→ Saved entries

- - - -

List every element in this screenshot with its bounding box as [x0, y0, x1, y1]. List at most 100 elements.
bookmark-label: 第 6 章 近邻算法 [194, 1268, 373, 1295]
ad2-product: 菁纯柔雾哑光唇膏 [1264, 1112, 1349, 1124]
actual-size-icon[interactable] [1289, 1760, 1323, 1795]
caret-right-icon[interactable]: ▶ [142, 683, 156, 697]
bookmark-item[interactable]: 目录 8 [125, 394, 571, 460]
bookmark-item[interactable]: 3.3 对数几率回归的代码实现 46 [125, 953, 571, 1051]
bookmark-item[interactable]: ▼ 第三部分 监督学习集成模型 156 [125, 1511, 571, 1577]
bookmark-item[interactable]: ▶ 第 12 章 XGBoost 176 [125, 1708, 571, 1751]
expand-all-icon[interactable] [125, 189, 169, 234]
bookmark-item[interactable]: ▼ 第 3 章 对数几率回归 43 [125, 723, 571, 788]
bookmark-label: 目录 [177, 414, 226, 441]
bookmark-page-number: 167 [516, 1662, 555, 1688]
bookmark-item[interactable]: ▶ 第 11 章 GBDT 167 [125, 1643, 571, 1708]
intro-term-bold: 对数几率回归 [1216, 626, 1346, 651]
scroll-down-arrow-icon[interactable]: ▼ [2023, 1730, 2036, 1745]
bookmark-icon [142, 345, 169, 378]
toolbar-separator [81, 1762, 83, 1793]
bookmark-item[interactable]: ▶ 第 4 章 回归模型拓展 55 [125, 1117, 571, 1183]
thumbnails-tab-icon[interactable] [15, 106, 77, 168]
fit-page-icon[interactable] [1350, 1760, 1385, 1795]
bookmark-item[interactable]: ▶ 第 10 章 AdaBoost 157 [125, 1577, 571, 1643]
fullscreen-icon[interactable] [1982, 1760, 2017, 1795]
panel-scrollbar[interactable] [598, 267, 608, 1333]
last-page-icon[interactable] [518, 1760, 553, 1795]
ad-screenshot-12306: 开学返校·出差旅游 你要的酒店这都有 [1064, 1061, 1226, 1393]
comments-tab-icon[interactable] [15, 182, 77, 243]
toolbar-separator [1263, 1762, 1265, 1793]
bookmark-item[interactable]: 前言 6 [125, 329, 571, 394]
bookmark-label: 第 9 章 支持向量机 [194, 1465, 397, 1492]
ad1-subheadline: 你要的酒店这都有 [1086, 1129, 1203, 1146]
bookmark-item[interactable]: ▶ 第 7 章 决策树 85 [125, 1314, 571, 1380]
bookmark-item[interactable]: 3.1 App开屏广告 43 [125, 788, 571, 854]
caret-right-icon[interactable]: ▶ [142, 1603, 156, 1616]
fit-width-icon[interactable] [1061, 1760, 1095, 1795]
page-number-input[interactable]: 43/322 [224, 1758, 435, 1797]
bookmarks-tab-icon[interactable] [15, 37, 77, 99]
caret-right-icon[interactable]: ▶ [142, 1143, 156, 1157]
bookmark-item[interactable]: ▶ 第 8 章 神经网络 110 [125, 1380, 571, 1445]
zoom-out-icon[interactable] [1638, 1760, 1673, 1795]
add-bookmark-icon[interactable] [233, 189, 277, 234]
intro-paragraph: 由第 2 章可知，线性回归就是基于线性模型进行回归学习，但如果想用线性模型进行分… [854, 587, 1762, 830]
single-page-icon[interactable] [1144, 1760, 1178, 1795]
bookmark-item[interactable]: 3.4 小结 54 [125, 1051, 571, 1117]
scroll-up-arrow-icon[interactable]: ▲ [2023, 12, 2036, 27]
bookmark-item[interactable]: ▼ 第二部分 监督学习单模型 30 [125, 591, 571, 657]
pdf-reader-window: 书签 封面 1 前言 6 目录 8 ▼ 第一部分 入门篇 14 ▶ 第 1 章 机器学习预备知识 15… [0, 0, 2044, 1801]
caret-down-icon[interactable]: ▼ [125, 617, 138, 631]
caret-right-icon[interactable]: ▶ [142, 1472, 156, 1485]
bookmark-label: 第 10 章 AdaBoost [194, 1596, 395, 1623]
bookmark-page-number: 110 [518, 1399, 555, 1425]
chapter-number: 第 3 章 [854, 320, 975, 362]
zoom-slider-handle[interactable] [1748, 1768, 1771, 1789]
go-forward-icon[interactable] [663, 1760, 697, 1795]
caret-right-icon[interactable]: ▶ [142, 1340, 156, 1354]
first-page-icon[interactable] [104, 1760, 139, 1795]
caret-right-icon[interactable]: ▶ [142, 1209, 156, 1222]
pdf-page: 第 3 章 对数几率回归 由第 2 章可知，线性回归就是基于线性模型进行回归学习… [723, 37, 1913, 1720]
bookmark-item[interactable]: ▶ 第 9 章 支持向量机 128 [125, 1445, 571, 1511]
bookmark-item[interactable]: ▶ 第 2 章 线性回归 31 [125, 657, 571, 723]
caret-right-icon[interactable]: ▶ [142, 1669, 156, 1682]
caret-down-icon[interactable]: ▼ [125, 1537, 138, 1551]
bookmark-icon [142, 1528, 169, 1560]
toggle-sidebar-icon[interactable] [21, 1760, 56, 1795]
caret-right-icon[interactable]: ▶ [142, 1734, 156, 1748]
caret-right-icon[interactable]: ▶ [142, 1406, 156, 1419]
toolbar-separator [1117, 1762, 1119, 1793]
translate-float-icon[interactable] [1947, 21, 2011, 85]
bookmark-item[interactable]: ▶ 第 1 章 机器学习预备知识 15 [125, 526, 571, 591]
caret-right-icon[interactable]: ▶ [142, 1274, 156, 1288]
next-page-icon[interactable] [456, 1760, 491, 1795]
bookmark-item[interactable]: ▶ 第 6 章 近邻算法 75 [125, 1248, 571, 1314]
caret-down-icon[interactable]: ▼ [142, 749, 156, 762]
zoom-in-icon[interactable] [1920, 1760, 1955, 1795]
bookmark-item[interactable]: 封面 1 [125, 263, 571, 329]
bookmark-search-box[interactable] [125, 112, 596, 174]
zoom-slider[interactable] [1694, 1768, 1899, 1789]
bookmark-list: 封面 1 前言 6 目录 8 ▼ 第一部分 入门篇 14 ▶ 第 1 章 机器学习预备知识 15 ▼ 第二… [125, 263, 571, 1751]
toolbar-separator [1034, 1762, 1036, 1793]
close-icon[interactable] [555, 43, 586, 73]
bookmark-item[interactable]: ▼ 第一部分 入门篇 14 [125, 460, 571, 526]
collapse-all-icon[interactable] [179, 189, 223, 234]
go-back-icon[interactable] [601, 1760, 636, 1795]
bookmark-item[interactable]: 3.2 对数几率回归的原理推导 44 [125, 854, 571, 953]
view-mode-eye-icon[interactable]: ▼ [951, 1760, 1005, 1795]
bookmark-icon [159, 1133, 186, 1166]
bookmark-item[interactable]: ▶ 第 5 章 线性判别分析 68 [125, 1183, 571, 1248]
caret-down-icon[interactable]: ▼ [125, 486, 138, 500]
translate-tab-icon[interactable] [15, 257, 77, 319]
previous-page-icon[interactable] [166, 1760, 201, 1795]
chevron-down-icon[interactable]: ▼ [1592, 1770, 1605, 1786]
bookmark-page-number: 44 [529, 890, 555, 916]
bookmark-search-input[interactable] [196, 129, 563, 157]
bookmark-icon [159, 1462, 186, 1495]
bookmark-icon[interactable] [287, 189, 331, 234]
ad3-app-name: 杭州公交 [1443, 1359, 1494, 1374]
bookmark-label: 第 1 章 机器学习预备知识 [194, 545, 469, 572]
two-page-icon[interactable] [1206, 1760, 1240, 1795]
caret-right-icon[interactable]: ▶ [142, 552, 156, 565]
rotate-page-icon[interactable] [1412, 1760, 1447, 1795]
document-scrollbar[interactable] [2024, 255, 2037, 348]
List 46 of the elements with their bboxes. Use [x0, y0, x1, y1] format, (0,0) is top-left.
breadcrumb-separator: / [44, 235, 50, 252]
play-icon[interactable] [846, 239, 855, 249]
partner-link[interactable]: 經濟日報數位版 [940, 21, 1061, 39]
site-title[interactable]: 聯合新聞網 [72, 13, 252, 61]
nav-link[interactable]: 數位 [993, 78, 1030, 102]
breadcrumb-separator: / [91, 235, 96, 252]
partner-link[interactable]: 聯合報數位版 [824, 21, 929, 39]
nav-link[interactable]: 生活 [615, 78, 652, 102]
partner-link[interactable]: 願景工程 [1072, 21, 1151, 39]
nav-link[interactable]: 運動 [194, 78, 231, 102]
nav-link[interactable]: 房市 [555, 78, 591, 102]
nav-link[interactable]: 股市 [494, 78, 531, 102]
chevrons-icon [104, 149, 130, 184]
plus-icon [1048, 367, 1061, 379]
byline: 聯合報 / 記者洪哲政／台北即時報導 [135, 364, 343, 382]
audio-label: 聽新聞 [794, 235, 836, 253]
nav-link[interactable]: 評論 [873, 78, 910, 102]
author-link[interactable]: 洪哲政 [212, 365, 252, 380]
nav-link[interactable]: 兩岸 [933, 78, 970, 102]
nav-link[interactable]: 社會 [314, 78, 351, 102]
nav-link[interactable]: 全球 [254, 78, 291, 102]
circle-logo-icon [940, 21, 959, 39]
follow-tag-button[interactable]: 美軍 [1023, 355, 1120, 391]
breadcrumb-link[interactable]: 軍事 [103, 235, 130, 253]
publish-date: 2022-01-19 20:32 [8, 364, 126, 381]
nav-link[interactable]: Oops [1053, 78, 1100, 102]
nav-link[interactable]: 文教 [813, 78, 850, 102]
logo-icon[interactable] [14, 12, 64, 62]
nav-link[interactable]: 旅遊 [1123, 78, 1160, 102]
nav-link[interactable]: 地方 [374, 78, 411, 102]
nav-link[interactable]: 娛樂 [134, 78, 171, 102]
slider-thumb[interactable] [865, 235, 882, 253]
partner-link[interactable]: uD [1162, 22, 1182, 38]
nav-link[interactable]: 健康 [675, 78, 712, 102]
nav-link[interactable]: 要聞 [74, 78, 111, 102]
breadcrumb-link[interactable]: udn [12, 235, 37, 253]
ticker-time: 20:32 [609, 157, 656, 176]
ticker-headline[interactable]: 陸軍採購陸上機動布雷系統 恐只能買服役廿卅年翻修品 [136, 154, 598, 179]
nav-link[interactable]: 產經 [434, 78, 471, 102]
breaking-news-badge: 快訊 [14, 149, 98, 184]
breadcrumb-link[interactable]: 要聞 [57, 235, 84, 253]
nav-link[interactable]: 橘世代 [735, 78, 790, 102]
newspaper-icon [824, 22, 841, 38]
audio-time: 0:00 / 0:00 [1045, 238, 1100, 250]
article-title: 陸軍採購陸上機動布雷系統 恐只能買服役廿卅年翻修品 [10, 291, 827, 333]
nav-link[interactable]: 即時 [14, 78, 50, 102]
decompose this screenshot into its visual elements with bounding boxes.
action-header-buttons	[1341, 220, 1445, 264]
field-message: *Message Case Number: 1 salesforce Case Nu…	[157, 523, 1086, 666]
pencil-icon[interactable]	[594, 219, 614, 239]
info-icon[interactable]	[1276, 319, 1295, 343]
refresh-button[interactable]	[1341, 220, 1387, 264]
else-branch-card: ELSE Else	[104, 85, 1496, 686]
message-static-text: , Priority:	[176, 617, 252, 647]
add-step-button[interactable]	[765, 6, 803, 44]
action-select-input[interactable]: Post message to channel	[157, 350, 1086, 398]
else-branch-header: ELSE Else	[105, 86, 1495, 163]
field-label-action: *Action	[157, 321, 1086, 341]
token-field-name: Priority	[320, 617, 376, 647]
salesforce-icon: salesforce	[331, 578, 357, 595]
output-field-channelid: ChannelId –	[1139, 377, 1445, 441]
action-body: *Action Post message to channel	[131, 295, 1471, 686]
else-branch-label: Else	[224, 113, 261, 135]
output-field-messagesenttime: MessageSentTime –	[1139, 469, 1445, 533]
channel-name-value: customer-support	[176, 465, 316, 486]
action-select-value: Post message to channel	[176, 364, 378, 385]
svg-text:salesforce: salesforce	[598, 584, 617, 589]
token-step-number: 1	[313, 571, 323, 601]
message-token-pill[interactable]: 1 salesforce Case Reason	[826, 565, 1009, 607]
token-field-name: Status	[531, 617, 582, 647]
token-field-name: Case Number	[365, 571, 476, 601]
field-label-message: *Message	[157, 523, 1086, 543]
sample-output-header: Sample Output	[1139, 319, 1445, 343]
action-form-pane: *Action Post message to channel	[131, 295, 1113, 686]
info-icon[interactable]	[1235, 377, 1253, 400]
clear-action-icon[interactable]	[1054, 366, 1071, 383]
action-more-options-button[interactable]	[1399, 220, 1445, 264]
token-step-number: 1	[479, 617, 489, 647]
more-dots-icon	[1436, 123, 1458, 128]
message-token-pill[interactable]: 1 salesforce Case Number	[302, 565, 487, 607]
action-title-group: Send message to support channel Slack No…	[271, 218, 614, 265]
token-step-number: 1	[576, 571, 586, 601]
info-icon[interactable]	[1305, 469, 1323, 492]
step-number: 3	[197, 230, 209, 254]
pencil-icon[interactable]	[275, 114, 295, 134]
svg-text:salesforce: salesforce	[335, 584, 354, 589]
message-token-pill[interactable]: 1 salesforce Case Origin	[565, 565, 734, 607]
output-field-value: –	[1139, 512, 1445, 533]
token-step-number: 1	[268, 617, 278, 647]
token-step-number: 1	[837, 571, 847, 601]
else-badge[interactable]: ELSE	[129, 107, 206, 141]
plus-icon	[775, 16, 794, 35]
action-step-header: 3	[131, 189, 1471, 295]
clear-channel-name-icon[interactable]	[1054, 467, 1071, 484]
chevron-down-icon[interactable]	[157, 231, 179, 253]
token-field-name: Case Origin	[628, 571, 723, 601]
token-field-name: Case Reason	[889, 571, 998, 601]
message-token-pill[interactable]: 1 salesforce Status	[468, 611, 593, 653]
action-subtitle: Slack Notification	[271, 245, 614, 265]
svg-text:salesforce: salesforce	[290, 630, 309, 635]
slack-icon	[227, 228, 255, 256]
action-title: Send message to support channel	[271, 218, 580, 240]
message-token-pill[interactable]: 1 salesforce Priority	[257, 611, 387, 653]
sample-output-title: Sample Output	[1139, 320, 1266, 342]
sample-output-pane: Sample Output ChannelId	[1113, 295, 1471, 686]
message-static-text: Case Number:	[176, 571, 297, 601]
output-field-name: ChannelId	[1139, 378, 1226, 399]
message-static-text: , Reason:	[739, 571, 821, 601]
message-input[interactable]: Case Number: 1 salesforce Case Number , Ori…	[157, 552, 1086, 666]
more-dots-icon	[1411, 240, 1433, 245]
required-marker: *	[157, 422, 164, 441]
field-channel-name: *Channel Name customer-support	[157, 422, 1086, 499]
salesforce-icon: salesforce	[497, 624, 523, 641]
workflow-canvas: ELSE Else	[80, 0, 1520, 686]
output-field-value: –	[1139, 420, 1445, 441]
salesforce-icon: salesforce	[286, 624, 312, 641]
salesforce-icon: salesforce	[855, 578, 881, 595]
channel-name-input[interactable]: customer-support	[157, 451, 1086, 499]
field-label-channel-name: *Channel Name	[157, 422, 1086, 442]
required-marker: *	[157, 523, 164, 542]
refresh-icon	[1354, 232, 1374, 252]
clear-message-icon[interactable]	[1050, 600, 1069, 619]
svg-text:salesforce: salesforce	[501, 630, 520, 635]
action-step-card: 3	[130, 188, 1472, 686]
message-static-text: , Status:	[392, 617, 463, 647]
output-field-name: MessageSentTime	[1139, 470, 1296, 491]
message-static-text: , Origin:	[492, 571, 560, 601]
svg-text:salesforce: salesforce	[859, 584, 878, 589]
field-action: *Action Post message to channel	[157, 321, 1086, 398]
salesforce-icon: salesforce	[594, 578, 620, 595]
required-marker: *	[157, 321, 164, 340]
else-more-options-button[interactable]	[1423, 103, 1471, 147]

- - - -

→ Problem
Render the lines from the start of the records through the line containing "actual-size-icon[interactable] [1289, 1760, 1323, 1795]" as a numbered list, leaving out blank lines.

→ Finished task
1. List every element in this screenshot with its bounding box as [x0, y0, x1, y1]. List at most 100 elements.
2. bookmark-label: 第 6 章 近邻算法 [194, 1268, 373, 1295]
3. ad2-product: 菁纯柔雾哑光唇膏 [1264, 1112, 1349, 1124]
4. actual-size-icon[interactable] [1289, 1760, 1323, 1795]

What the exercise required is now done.